[Data entries]
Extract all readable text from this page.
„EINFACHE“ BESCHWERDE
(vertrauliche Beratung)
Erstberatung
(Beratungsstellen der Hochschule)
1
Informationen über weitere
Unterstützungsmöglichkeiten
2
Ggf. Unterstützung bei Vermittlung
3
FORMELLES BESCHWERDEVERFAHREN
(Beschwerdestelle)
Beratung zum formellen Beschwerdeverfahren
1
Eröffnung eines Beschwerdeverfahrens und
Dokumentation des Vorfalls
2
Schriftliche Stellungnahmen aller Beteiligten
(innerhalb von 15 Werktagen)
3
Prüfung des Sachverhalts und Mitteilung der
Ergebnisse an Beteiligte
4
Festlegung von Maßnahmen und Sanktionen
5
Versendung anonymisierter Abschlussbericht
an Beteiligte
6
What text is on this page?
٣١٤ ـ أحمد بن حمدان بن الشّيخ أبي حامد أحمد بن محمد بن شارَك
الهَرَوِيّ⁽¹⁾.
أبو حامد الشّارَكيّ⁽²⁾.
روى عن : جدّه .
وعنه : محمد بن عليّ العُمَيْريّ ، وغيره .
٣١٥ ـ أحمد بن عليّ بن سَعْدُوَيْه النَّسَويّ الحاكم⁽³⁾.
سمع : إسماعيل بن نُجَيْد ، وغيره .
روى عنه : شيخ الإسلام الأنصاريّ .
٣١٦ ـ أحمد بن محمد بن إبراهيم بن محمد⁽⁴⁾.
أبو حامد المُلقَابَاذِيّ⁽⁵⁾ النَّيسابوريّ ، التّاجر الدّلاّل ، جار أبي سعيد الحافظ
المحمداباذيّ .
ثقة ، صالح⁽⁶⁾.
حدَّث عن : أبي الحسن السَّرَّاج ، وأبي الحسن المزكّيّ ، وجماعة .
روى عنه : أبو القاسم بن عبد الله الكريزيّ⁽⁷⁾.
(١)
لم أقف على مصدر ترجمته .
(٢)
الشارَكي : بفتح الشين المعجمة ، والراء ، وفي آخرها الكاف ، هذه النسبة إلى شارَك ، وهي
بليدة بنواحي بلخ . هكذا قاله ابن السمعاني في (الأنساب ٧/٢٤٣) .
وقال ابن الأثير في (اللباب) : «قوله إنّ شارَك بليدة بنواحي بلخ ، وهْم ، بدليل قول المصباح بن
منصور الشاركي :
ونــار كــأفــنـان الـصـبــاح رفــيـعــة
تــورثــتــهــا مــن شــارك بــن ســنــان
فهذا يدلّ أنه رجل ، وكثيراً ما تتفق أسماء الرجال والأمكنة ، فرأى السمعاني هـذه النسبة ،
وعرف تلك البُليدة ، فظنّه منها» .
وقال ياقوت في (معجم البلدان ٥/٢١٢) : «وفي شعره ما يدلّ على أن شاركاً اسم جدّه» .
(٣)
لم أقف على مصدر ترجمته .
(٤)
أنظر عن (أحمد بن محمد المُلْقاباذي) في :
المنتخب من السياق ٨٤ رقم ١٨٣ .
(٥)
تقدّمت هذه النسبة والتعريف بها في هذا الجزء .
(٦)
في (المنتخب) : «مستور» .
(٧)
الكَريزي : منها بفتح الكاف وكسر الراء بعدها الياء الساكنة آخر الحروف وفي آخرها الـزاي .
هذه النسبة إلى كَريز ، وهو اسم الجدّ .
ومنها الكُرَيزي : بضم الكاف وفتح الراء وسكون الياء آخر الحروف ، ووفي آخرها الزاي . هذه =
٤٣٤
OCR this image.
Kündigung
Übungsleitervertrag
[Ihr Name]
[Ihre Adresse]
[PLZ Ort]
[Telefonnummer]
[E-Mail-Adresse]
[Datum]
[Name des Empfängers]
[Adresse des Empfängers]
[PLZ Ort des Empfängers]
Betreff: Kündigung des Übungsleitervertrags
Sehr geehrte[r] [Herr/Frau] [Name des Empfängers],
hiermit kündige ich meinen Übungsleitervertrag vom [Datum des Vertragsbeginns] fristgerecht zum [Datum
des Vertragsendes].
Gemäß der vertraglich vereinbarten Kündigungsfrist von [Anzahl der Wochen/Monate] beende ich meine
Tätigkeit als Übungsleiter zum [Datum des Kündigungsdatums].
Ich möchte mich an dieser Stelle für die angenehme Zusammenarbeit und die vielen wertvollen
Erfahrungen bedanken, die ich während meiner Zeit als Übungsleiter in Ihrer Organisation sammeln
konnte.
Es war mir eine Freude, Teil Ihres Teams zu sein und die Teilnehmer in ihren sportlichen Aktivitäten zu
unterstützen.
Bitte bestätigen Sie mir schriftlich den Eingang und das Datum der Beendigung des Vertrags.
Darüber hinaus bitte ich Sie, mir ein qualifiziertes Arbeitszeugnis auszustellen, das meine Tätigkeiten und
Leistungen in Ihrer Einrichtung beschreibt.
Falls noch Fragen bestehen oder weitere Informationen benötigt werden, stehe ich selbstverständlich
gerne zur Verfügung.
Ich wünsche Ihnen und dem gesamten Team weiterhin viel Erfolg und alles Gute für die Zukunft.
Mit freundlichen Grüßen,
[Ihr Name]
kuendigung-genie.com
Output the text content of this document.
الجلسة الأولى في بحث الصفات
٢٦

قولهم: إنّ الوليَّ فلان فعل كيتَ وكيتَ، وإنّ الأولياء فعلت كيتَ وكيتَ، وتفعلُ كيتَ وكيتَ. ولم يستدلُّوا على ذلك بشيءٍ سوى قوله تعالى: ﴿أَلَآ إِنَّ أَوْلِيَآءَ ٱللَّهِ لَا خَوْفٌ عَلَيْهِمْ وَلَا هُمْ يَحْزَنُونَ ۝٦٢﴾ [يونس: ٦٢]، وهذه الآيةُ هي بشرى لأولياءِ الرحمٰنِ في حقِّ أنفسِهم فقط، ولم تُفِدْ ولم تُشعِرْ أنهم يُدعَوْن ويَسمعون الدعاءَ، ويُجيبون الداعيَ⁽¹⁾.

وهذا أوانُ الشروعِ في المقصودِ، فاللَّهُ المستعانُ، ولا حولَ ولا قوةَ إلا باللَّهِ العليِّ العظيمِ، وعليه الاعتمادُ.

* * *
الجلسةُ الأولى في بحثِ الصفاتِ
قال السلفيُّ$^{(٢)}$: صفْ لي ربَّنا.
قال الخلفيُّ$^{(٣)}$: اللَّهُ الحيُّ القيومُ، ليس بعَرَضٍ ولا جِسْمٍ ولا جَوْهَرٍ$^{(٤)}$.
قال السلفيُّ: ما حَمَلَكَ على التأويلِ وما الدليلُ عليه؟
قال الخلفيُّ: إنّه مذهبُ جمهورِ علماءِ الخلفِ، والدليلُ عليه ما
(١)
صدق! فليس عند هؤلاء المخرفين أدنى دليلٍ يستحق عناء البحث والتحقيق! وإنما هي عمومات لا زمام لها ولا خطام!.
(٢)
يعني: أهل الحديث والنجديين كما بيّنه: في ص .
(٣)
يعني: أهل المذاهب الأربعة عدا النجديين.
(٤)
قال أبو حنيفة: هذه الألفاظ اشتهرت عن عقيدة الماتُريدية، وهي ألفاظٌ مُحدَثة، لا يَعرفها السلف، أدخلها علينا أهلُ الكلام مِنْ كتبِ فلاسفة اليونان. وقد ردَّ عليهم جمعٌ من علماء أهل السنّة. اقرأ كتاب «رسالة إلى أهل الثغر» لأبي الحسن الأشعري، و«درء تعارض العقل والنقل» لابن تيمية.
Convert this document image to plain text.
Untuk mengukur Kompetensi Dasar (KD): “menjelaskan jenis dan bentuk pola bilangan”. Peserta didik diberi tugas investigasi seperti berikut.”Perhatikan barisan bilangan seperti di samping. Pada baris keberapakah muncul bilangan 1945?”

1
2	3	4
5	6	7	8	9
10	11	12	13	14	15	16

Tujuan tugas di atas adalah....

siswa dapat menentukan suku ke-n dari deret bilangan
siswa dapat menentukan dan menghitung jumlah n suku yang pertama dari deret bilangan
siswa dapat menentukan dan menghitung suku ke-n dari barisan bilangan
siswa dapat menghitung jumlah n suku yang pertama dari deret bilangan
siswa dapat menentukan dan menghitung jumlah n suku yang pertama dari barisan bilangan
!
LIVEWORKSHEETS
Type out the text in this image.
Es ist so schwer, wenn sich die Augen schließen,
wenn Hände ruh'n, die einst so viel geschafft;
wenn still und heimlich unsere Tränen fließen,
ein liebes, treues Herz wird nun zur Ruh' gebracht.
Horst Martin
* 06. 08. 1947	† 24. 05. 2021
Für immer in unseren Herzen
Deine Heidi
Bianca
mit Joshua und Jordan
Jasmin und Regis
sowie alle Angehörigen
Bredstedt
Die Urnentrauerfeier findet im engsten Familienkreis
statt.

What the task asks - Go through the records and gather the lines that hold "السلفي".

Solution to this exercise -
قال السلفيُّ$^{(٢)}$: صفْ لي ربَّنا.
قال السلفيُّ: ما حَمَلَكَ على التأويلِ وما الدليلُ عليه؟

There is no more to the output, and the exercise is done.